• Problem to work on: Can you find the lines of the listing that include "right" and copy every one?
··· Dataset entries
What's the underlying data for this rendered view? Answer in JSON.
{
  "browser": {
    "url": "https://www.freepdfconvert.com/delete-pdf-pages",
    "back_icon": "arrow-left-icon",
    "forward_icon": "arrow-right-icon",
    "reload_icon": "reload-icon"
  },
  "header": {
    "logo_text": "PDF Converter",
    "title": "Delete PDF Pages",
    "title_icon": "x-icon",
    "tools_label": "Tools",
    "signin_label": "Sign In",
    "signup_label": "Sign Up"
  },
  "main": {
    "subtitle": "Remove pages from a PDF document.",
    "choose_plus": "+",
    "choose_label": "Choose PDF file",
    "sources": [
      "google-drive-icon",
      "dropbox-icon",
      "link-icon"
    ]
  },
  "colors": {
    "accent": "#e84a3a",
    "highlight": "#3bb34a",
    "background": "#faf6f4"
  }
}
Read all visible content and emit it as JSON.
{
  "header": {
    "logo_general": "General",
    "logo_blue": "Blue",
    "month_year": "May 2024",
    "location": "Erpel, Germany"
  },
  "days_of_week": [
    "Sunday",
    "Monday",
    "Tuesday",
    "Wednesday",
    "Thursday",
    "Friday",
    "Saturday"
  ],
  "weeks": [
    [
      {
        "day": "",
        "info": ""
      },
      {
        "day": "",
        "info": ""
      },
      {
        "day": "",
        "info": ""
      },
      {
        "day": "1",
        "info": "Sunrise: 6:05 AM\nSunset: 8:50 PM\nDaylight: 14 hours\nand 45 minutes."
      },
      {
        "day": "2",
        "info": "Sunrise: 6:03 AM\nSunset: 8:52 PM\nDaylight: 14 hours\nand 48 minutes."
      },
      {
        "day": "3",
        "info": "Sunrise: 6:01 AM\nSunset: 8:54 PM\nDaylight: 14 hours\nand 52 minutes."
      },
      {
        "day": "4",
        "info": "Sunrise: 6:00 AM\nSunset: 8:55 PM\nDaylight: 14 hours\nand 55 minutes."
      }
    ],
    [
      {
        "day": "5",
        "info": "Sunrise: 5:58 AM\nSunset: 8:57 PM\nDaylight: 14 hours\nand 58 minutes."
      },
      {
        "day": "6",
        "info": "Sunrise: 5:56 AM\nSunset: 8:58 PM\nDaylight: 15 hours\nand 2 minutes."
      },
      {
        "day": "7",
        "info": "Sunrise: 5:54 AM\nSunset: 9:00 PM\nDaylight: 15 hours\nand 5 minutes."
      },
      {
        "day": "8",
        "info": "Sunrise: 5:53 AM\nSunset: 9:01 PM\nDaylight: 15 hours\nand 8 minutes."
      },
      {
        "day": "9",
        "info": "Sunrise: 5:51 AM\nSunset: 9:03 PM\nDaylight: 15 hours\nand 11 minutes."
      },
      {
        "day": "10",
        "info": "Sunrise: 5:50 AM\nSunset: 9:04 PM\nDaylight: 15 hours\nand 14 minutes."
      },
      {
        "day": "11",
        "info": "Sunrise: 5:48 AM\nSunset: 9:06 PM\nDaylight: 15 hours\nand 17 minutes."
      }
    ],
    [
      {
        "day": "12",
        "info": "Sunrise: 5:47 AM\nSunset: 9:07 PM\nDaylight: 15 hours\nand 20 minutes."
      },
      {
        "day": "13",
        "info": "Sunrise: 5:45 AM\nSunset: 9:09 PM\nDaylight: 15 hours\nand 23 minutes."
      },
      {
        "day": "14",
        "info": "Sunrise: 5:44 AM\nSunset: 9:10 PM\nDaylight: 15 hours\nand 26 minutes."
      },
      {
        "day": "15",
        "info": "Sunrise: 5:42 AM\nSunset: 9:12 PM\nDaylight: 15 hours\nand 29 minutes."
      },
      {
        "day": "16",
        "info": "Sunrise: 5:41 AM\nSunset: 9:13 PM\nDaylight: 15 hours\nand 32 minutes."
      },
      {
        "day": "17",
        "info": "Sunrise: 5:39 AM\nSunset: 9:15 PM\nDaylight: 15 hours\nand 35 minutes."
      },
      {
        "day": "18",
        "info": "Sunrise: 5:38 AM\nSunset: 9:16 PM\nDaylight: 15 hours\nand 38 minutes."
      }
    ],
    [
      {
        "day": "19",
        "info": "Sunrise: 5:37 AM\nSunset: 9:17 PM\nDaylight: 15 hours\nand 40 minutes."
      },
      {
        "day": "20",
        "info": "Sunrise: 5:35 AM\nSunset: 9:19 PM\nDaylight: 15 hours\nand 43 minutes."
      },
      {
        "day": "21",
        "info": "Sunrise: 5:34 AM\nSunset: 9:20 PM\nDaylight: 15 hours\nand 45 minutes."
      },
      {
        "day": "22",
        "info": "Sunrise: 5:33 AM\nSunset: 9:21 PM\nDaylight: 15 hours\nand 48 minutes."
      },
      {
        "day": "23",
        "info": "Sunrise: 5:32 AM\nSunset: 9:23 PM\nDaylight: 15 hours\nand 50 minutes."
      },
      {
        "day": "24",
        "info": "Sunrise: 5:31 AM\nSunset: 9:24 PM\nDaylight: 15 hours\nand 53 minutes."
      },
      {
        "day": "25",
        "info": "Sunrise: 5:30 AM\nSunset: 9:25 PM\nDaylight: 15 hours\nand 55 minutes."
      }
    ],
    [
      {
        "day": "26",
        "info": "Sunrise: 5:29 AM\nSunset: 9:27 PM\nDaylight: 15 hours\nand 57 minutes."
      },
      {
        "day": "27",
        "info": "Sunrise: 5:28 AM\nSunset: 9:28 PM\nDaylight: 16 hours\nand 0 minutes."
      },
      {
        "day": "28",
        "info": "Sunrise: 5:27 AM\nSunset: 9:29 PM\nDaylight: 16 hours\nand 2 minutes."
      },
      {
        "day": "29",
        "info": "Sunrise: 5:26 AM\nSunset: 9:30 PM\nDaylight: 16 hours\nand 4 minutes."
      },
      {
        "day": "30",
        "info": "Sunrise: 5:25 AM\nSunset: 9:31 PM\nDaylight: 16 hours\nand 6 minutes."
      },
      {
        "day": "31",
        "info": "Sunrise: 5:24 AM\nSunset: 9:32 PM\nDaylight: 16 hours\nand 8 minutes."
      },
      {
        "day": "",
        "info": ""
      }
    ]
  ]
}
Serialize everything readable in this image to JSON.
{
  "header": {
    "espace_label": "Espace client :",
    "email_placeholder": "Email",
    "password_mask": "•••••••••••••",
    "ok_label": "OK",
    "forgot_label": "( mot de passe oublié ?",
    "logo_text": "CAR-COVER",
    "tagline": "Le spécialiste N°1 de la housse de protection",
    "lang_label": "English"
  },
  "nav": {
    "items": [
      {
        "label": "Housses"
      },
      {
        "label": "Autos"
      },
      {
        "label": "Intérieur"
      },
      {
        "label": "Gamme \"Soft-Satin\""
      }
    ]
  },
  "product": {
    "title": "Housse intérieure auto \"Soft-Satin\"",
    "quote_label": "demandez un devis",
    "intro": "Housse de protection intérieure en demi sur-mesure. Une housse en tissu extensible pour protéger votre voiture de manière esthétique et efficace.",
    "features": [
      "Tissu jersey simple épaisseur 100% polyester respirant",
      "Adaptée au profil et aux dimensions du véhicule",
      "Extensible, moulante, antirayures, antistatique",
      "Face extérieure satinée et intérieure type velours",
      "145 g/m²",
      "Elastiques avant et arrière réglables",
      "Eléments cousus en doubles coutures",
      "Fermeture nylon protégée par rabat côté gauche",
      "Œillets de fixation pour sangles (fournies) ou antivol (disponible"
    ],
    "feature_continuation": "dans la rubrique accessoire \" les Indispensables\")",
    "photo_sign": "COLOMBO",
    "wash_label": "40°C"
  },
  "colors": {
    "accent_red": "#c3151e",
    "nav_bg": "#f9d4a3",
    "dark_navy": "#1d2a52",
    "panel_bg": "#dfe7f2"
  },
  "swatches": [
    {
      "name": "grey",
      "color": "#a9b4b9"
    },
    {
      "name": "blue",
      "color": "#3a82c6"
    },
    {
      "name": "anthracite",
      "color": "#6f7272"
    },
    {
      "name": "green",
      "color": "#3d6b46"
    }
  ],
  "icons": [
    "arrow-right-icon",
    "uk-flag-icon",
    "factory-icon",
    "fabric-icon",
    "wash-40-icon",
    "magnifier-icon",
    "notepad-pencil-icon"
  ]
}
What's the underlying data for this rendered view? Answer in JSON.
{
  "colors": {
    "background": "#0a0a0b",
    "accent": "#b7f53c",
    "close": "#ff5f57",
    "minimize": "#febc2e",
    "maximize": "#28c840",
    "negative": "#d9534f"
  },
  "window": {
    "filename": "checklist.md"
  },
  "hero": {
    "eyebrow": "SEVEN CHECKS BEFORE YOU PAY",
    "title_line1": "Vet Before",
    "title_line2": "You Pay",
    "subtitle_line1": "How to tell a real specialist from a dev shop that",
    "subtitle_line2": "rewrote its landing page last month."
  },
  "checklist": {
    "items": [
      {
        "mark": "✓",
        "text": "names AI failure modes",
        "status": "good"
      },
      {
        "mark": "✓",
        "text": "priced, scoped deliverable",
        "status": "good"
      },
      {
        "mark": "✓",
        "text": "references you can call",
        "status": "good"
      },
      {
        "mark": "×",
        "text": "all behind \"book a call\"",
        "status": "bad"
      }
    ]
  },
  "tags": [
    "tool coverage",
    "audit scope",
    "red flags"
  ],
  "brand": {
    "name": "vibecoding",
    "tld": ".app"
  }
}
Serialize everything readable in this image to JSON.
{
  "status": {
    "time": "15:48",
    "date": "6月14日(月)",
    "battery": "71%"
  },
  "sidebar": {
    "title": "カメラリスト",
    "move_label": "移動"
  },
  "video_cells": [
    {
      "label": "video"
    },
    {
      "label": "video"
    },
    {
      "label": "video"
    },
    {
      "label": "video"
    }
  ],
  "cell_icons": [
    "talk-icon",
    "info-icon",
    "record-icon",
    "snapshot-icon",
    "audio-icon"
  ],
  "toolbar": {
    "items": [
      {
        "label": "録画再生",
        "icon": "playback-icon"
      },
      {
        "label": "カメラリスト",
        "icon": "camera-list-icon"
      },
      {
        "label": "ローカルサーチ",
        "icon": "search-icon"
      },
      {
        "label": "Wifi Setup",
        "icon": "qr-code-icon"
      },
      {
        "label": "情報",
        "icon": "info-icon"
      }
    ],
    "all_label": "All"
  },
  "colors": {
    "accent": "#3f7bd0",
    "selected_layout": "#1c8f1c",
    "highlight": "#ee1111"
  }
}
······
• Answer:
    "forward_icon": "arrow-right-icon",
    "arrow-right-icon",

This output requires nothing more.